— Stated problem —
Repeat each line of the material exactly.

++++ The data

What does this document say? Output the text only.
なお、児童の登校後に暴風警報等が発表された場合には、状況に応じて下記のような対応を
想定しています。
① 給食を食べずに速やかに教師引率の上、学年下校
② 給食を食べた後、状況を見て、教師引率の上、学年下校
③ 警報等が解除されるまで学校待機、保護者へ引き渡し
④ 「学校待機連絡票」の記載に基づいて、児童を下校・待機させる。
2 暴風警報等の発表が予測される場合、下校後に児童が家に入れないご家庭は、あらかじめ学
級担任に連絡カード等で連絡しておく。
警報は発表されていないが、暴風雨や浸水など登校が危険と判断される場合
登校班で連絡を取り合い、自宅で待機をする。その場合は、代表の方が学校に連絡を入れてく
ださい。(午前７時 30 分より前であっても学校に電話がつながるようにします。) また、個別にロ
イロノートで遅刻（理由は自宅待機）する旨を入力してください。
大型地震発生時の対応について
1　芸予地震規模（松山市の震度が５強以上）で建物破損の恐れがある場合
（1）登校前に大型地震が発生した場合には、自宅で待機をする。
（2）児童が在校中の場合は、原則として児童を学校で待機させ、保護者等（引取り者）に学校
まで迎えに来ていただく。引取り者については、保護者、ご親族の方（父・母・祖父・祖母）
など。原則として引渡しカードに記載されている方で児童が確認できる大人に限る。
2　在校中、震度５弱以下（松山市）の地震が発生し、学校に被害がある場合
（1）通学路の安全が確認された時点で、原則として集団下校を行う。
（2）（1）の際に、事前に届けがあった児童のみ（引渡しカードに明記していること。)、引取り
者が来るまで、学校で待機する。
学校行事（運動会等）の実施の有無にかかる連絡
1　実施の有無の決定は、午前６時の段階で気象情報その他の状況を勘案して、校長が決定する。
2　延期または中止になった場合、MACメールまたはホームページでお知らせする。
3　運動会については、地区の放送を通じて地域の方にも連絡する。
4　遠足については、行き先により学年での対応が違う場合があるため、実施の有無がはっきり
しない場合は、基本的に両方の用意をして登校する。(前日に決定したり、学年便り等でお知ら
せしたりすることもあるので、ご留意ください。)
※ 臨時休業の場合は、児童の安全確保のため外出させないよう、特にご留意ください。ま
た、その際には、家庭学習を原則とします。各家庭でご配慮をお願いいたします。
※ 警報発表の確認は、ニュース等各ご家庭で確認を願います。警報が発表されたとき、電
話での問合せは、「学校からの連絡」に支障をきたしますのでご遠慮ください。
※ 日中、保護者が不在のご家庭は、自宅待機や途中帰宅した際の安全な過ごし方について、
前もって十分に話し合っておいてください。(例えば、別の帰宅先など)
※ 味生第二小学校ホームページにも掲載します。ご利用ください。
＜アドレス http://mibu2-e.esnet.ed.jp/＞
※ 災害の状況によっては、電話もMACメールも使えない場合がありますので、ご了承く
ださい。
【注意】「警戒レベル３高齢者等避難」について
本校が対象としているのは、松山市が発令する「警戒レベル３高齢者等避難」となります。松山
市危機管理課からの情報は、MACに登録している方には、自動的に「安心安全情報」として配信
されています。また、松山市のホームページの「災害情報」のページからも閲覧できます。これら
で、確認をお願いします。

++++++++

— Full output —
What does this document say? Output the text only.
なお、児童の登校後に暴風警報等が発表された場合には、状況に応じて下記のような対応を
想定しています。
① 給食を食べずに速やかに教師引率の上、学年下校
② 給食を食べた後、状況を見て、教師引率の上、学年下校
③ 警報等が解除されるまで学校待機、保護者へ引き渡し
④ 「学校待機連絡票」の記載に基づいて、児童を下校・待機させる。
2 暴風警報等の発表が予測される場合、下校後に児童が家に入れないご家庭は、あらかじめ学
級担任に連絡カード等で連絡しておく。
警報は発表されていないが、暴風雨や浸水など登校が危険と判断される場合
登校班で連絡を取り合い、自宅で待機をする。その場合は、代表の方が学校に連絡を入れてく
ださい。(午前７時 30 分より前であっても学校に電話がつながるようにします。) また、個別にロ
イロノートで遅刻（理由は自宅待機）する旨を入力してください。
大型地震発生時の対応について
1　芸予地震規模（松山市の震度が５強以上）で建物破損の恐れがある場合
（1）登校前に大型地震が発生した場合には、自宅で待機をする。
（2）児童が在校中の場合は、原則として児童を学校で待機させ、保護者等（引取り者）に学校
まで迎えに来ていただく。引取り者については、保護者、ご親族の方（父・母・祖父・祖母）
など。原則として引渡しカードに記載されている方で児童が確認できる大人に限る。
2　在校中、震度５弱以下（松山市）の地震が発生し、学校に被害がある場合
（1）通学路の安全が確認された時点で、原則として集団下校を行う。
（2）（1）の際に、事前に届けがあった児童のみ（引渡しカードに明記していること。)、引取り
者が来るまで、学校で待機する。
学校行事（運動会等）の実施の有無にかかる連絡
1　実施の有無の決定は、午前６時の段階で気象情報その他の状況を勘案して、校長が決定する。
2　延期または中止になった場合、MACメールまたはホームページでお知らせする。
3　運動会については、地区の放送を通じて地域の方にも連絡する。
4　遠足については、行き先により学年での対応が違う場合があるため、実施の有無がはっきり
しない場合は、基本的に両方の用意をして登校する。(前日に決定したり、学年便り等でお知ら
せしたりすることもあるので、ご留意ください。)
※ 臨時休業の場合は、児童の安全確保のため外出させないよう、特にご留意ください。ま
た、その際には、家庭学習を原則とします。各家庭でご配慮をお願いいたします。
※ 警報発表の確認は、ニュース等各ご家庭で確認を願います。警報が発表されたとき、電
話での問合せは、「学校からの連絡」に支障をきたしますのでご遠慮ください。
※ 日中、保護者が不在のご家庭は、自宅待機や途中帰宅した際の安全な過ごし方について、
前もって十分に話し合っておいてください。(例えば、別の帰宅先など)
※ 味生第二小学校ホームページにも掲載します。ご利用ください。
＜アドレス http://mibu2-e.esnet.ed.jp/＞
※ 災害の状況によっては、電話もMACメールも使えない場合がありますので、ご了承く
ださい。
【注意】「警戒レベル３高齢者等避難」について
本校が対象としているのは、松山市が発令する「警戒レベル３高齢者等避難」となります。松山
市危機管理課からの情報は、MACに登録している方には、自動的に「安心安全情報」として配信
されています。また、松山市のホームページの「災害情報」のページからも閲覧できます。これら
で、確認をお願いします。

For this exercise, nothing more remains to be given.